SHORT EXERCISE
Please work out how many lines in the material contain "coils" and give only that figure.

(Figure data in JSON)
=======

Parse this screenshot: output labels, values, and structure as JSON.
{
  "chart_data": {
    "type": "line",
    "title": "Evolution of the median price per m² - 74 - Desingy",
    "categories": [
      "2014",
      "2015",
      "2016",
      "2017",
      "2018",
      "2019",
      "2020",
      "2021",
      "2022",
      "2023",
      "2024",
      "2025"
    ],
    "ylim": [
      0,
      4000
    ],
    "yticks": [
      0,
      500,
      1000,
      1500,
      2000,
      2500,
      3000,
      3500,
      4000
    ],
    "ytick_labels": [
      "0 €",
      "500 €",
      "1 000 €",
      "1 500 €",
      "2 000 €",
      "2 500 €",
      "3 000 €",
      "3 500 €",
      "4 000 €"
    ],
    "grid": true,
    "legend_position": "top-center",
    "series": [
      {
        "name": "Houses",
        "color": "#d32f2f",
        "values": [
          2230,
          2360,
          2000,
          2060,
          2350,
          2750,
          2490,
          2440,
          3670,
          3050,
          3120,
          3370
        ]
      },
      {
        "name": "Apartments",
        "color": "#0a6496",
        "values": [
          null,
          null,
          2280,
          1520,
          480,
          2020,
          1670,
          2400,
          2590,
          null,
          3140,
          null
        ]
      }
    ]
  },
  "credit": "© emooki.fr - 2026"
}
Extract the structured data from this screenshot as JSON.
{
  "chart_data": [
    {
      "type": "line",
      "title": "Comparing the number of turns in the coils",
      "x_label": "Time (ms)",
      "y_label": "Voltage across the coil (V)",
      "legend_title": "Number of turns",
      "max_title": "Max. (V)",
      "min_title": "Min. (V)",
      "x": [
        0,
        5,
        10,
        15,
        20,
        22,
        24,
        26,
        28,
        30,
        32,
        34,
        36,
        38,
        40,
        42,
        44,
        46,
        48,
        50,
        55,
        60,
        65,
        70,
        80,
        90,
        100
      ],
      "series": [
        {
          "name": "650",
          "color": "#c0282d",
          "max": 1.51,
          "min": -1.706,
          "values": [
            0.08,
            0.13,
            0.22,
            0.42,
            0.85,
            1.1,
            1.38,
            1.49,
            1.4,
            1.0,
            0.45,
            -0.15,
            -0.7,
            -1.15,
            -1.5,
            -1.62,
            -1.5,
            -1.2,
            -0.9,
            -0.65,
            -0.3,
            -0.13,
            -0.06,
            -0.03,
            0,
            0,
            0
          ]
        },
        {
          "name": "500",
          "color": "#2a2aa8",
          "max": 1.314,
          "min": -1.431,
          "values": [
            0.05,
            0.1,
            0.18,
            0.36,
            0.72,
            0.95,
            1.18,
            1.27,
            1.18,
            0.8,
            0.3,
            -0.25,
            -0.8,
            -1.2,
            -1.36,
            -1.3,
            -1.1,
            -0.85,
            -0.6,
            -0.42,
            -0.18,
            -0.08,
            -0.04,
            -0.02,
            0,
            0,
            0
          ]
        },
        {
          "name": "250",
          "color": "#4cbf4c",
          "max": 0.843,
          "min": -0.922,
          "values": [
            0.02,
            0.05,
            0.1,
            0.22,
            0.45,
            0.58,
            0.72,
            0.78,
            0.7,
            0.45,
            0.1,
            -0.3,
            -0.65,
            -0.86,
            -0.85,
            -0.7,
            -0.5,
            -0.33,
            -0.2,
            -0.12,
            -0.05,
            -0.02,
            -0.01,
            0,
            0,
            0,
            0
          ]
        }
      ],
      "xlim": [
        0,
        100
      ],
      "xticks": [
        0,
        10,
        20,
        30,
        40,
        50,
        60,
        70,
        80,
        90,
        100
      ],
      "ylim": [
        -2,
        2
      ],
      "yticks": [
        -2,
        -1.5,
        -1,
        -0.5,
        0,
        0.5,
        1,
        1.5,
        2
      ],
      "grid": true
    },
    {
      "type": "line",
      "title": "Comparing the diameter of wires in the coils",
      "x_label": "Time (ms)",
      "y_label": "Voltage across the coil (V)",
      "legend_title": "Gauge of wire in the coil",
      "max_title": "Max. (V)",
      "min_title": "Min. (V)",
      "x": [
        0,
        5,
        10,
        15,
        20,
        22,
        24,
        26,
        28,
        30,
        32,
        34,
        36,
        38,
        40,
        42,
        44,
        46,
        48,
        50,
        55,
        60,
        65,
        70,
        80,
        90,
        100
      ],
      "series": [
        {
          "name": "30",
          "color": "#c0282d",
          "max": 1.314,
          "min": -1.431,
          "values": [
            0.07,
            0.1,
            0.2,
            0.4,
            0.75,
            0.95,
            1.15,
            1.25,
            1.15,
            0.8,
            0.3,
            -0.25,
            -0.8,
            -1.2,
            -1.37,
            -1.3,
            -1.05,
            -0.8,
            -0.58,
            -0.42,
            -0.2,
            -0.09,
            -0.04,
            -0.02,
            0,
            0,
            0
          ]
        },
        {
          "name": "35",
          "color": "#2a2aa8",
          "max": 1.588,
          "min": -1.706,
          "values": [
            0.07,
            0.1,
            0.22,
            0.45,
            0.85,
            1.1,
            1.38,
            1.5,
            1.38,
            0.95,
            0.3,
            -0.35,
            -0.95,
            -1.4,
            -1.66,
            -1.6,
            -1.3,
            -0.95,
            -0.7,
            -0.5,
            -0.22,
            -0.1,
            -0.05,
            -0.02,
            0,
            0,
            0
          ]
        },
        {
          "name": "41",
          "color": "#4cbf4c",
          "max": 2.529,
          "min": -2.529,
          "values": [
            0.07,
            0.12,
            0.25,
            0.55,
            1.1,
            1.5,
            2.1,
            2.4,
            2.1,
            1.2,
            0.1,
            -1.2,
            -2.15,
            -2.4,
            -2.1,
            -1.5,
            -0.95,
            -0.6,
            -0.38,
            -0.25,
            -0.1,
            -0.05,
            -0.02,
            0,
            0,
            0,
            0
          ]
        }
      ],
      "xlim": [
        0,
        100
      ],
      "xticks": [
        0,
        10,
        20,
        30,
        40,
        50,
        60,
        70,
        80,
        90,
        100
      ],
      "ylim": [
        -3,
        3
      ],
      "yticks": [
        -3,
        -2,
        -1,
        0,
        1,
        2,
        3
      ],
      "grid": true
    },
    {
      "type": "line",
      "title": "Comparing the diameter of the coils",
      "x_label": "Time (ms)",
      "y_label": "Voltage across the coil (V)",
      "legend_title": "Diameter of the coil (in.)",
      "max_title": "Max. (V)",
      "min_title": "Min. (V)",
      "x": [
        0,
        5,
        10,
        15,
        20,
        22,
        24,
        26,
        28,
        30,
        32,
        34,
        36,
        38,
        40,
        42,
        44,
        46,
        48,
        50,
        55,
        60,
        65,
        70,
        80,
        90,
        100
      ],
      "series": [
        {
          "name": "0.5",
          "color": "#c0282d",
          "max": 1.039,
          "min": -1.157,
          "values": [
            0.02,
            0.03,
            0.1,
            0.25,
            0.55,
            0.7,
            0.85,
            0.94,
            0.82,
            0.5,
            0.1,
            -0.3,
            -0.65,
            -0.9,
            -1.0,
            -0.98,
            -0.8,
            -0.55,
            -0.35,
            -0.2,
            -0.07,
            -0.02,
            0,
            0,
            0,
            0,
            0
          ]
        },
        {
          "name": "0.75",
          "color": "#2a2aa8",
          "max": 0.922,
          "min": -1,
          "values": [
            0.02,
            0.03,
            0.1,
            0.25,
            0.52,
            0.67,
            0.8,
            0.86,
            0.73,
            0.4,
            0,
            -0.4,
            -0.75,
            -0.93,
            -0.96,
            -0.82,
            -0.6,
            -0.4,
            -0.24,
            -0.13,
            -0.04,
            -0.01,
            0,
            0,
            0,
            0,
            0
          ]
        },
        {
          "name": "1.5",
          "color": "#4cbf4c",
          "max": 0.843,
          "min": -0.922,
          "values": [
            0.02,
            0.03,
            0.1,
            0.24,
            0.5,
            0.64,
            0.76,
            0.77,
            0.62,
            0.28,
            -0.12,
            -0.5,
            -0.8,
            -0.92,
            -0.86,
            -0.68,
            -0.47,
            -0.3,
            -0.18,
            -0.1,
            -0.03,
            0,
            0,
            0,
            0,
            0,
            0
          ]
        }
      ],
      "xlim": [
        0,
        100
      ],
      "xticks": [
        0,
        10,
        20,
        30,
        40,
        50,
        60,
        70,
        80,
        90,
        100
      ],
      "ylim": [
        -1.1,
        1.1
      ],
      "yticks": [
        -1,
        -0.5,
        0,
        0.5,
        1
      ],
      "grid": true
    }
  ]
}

=======

FINISHED ANSWER
3